### Record excerpts ###

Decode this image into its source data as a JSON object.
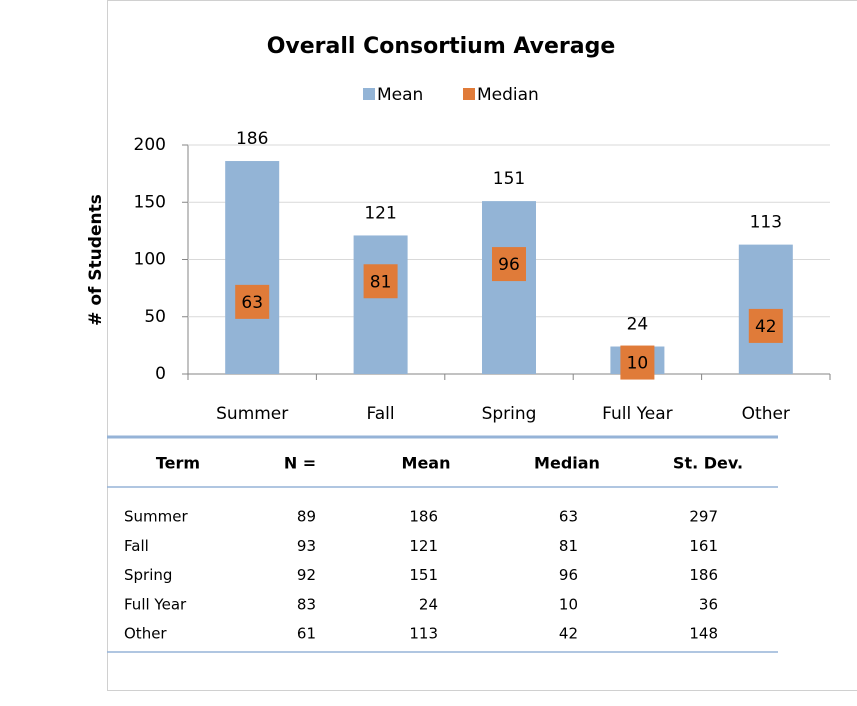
{
  "chart_data": {
    "type": "bar",
    "title": "Overall Consortium Average",
    "y_label": "# of Students",
    "categories": [
      "Summer",
      "Fall",
      "Spring",
      "Full Year",
      "Other"
    ],
    "series": [
      {
        "name": "Mean",
        "color": "#93b4d6",
        "values": [
          186,
          121,
          151,
          24,
          113
        ]
      },
      {
        "name": "Median",
        "color": "#e07b39",
        "marker": "square",
        "values": [
          63,
          81,
          96,
          10,
          42
        ]
      }
    ],
    "ylim": [
      0,
      200
    ],
    "yticks": [
      0,
      50,
      100,
      150,
      200
    ],
    "grid": true,
    "legend": "top"
  },
  "table": {
    "header": [
      "Term",
      "N =",
      "Mean",
      "Median",
      "St. Dev."
    ],
    "rows": [
      [
        "Summer",
        "89",
        "186",
        "63",
        "297"
      ],
      [
        "Fall",
        "93",
        "121",
        "81",
        "161"
      ],
      [
        "Spring",
        "92",
        "151",
        "96",
        "186"
      ],
      [
        "Full Year",
        "83",
        "24",
        "10",
        "36"
      ],
      [
        "Other",
        "61",
        "113",
        "42",
        "148"
      ]
    ]
  }
}
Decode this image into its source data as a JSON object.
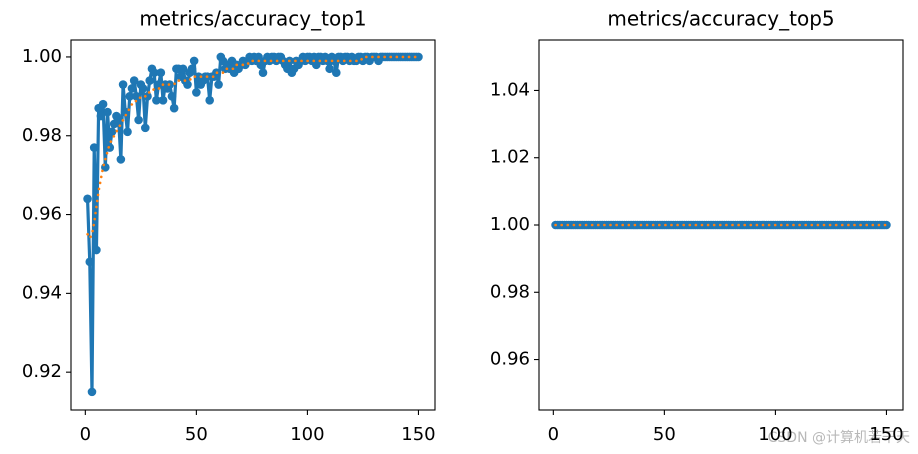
{
  "watermark": "CSDN @计算机若干天",
  "chart_data": [
    {
      "type": "line",
      "title": "metrics/accuracy_top1",
      "x": [
        1,
        2,
        3,
        4,
        5,
        6,
        7,
        8,
        9,
        10,
        11,
        12,
        13,
        14,
        15,
        16,
        17,
        18,
        19,
        20,
        21,
        22,
        23,
        24,
        25,
        26,
        27,
        28,
        29,
        30,
        31,
        32,
        33,
        34,
        35,
        36,
        37,
        38,
        39,
        40,
        41,
        42,
        43,
        44,
        45,
        46,
        47,
        48,
        49,
        50,
        51,
        52,
        53,
        54,
        55,
        56,
        57,
        58,
        59,
        60,
        61,
        62,
        63,
        64,
        65,
        66,
        67,
        68,
        69,
        70,
        71,
        72,
        73,
        74,
        75,
        76,
        77,
        78,
        79,
        80,
        81,
        82,
        83,
        84,
        85,
        86,
        87,
        88,
        89,
        90,
        91,
        92,
        93,
        94,
        95,
        96,
        97,
        98,
        99,
        100,
        101,
        102,
        103,
        104,
        105,
        106,
        107,
        108,
        109,
        110,
        111,
        112,
        113,
        114,
        115,
        116,
        117,
        118,
        119,
        120,
        121,
        122,
        123,
        124,
        125,
        126,
        127,
        128,
        129,
        130,
        131,
        132,
        133,
        134,
        135,
        136,
        137,
        138,
        139,
        140,
        141,
        142,
        143,
        144,
        145,
        146,
        147,
        148,
        149,
        150
      ],
      "series": [
        {
          "color": "#1f77b4",
          "linestyle": "solid",
          "marker": true,
          "values": [
            0.964,
            0.948,
            0.915,
            0.977,
            0.951,
            0.987,
            0.985,
            0.988,
            0.972,
            0.986,
            0.977,
            0.981,
            0.983,
            0.985,
            0.984,
            0.974,
            0.993,
            0.986,
            0.981,
            0.99,
            0.992,
            0.994,
            0.99,
            0.984,
            0.993,
            0.992,
            0.982,
            0.99,
            0.994,
            0.997,
            0.996,
            0.989,
            0.993,
            0.996,
            0.989,
            0.993,
            0.992,
            0.993,
            0.99,
            0.987,
            0.997,
            0.997,
            0.995,
            0.997,
            0.994,
            0.993,
            0.996,
            0.997,
            0.999,
            0.991,
            0.995,
            0.993,
            0.994,
            0.995,
            0.995,
            0.989,
            0.995,
            0.995,
            0.996,
            0.993,
            1,
            0.999,
            0.997,
            0.998,
            0.997,
            0.999,
            0.996,
            0.998,
            0.997,
            0.998,
            0.999,
            0.998,
            0.999,
            1,
            0.999,
            1,
            0.999,
            1,
            0.998,
            0.996,
            0.999,
            1,
            0.999,
            1,
            1,
            0.999,
            1,
            1,
            0.999,
            0.998,
            0.997,
            0.999,
            0.996,
            0.997,
            0.999,
            0.998,
            0.999,
            1,
            0.999,
            1,
            1,
            0.999,
            1,
            0.998,
            1,
            1,
            0.999,
            1,
            0.999,
            0.997,
            1,
            0.999,
            0.996,
            1,
            1,
            0.999,
            1,
            1,
            0.999,
            1,
            0.999,
            0.999,
            1,
            1,
            0.999,
            1,
            1,
            0.999,
            1,
            1,
            1,
            0.999,
            1,
            1,
            1,
            1,
            1,
            1,
            1,
            1,
            1,
            1,
            1,
            1,
            1,
            1,
            1,
            1,
            1,
            1
          ]
        },
        {
          "color": "#ff7f0e",
          "linestyle": "dotted",
          "marker": false,
          "values": [
            0.955,
            0.954,
            0.955,
            0.958,
            0.962,
            0.966,
            0.969,
            0.972,
            0.974,
            0.976,
            0.978,
            0.979,
            0.98,
            0.981,
            0.982,
            0.983,
            0.984,
            0.985,
            0.986,
            0.987,
            0.988,
            0.988,
            0.989,
            0.989,
            0.99,
            0.99,
            0.99,
            0.991,
            0.991,
            0.991,
            0.992,
            0.992,
            0.992,
            0.992,
            0.993,
            0.993,
            0.993,
            0.993,
            0.993,
            0.993,
            0.994,
            0.994,
            0.994,
            0.994,
            0.994,
            0.994,
            0.994,
            0.995,
            0.995,
            0.995,
            0.995,
            0.995,
            0.995,
            0.995,
            0.995,
            0.995,
            0.995,
            0.995,
            0.996,
            0.996,
            0.996,
            0.996,
            0.997,
            0.997,
            0.997,
            0.997,
            0.997,
            0.998,
            0.998,
            0.998,
            0.998,
            0.998,
            0.998,
            0.999,
            0.999,
            0.999,
            0.999,
            0.999,
            0.999,
            0.999,
            0.999,
            0.999,
            0.999,
            0.999,
            0.999,
            0.999,
            0.999,
            0.999,
            0.999,
            0.999,
            0.999,
            0.999,
            0.999,
            0.999,
            0.999,
            0.999,
            0.999,
            0.999,
            0.999,
            0.999,
            0.999,
            0.999,
            0.999,
            0.999,
            0.999,
            0.999,
            0.999,
            0.999,
            0.999,
            0.999,
            0.999,
            0.999,
            0.999,
            0.999,
            0.999,
            0.999,
            0.999,
            0.999,
            0.999,
            0.999,
            0.999,
            0.999,
            0.999,
            0.999,
            1,
            1,
            1,
            1,
            1,
            1,
            1,
            1,
            1,
            1,
            1,
            1,
            1,
            1,
            1,
            1,
            1,
            1,
            1,
            1,
            1,
            1,
            1,
            1,
            1,
            1
          ]
        }
      ],
      "xlim": [
        -6.45,
        157.45
      ],
      "xticks": [
        0,
        50,
        100,
        150
      ],
      "ylim": [
        0.9104,
        1.0043
      ],
      "yticks": [
        0.92,
        0.94,
        0.96,
        0.98,
        {
          "value": 1,
          "label": "1.00"
        }
      ]
    },
    {
      "type": "line",
      "title": "metrics/accuracy_top5",
      "x": [
        1,
        2,
        3,
        4,
        5,
        6,
        7,
        8,
        9,
        10,
        11,
        12,
        13,
        14,
        15,
        16,
        17,
        18,
        19,
        20,
        21,
        22,
        23,
        24,
        25,
        26,
        27,
        28,
        29,
        30,
        31,
        32,
        33,
        34,
        35,
        36,
        37,
        38,
        39,
        40,
        41,
        42,
        43,
        44,
        45,
        46,
        47,
        48,
        49,
        50,
        51,
        52,
        53,
        54,
        55,
        56,
        57,
        58,
        59,
        60,
        61,
        62,
        63,
        64,
        65,
        66,
        67,
        68,
        69,
        70,
        71,
        72,
        73,
        74,
        75,
        76,
        77,
        78,
        79,
        80,
        81,
        82,
        83,
        84,
        85,
        86,
        87,
        88,
        89,
        90,
        91,
        92,
        93,
        94,
        95,
        96,
        97,
        98,
        99,
        100,
        101,
        102,
        103,
        104,
        105,
        106,
        107,
        108,
        109,
        110,
        111,
        112,
        113,
        114,
        115,
        116,
        117,
        118,
        119,
        120,
        121,
        122,
        123,
        124,
        125,
        126,
        127,
        128,
        129,
        130,
        131,
        132,
        133,
        134,
        135,
        136,
        137,
        138,
        139,
        140,
        141,
        142,
        143,
        144,
        145,
        146,
        147,
        148,
        149,
        150
      ],
      "series": [
        {
          "color": "#1f77b4",
          "linestyle": "solid",
          "marker": true,
          "values": [
            1,
            1,
            1,
            1,
            1,
            1,
            1,
            1,
            1,
            1,
            1,
            1,
            1,
            1,
            1,
            1,
            1,
            1,
            1,
            1,
            1,
            1,
            1,
            1,
            1,
            1,
            1,
            1,
            1,
            1,
            1,
            1,
            1,
            1,
            1,
            1,
            1,
            1,
            1,
            1,
            1,
            1,
            1,
            1,
            1,
            1,
            1,
            1,
            1,
            1,
            1,
            1,
            1,
            1,
            1,
            1,
            1,
            1,
            1,
            1,
            1,
            1,
            1,
            1,
            1,
            1,
            1,
            1,
            1,
            1,
            1,
            1,
            1,
            1,
            1,
            1,
            1,
            1,
            1,
            1,
            1,
            1,
            1,
            1,
            1,
            1,
            1,
            1,
            1,
            1,
            1,
            1,
            1,
            1,
            1,
            1,
            1,
            1,
            1,
            1,
            1,
            1,
            1,
            1,
            1,
            1,
            1,
            1,
            1,
            1,
            1,
            1,
            1,
            1,
            1,
            1,
            1,
            1,
            1,
            1,
            1,
            1,
            1,
            1,
            1,
            1,
            1,
            1,
            1,
            1,
            1,
            1,
            1,
            1,
            1,
            1,
            1,
            1,
            1,
            1,
            1,
            1,
            1,
            1,
            1,
            1,
            1,
            1,
            1,
            1
          ]
        },
        {
          "color": "#ff7f0e",
          "linestyle": "dotted",
          "marker": false,
          "values": [
            1,
            1,
            1,
            1,
            1,
            1,
            1,
            1,
            1,
            1,
            1,
            1,
            1,
            1,
            1,
            1,
            1,
            1,
            1,
            1,
            1,
            1,
            1,
            1,
            1,
            1,
            1,
            1,
            1,
            1,
            1,
            1,
            1,
            1,
            1,
            1,
            1,
            1,
            1,
            1,
            1,
            1,
            1,
            1,
            1,
            1,
            1,
            1,
            1,
            1,
            1,
            1,
            1,
            1,
            1,
            1,
            1,
            1,
            1,
            1,
            1,
            1,
            1,
            1,
            1,
            1,
            1,
            1,
            1,
            1,
            1,
            1,
            1,
            1,
            1,
            1,
            1,
            1,
            1,
            1,
            1,
            1,
            1,
            1,
            1,
            1,
            1,
            1,
            1,
            1,
            1,
            1,
            1,
            1,
            1,
            1,
            1,
            1,
            1,
            1,
            1,
            1,
            1,
            1,
            1,
            1,
            1,
            1,
            1,
            1,
            1,
            1,
            1,
            1,
            1,
            1,
            1,
            1,
            1,
            1,
            1,
            1,
            1,
            1,
            1,
            1,
            1,
            1,
            1,
            1,
            1,
            1,
            1,
            1,
            1,
            1,
            1,
            1,
            1,
            1,
            1,
            1,
            1,
            1,
            1,
            1,
            1,
            1,
            1,
            1
          ]
        }
      ],
      "xlim": [
        -6.45,
        157.45
      ],
      "xticks": [
        0,
        50,
        100,
        150
      ],
      "ylim": [
        0.945,
        1.055
      ],
      "yticks": [
        0.96,
        0.98,
        {
          "value": 1,
          "label": "1.00"
        },
        1.02,
        1.04
      ]
    }
  ]
}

###

- **Goal**: From the listing, copy every line where the string "metrics" appears.

- **Finished exercise**:
      "title": "metrics/accuracy_top1",
      "title": "metrics/accuracy_top5",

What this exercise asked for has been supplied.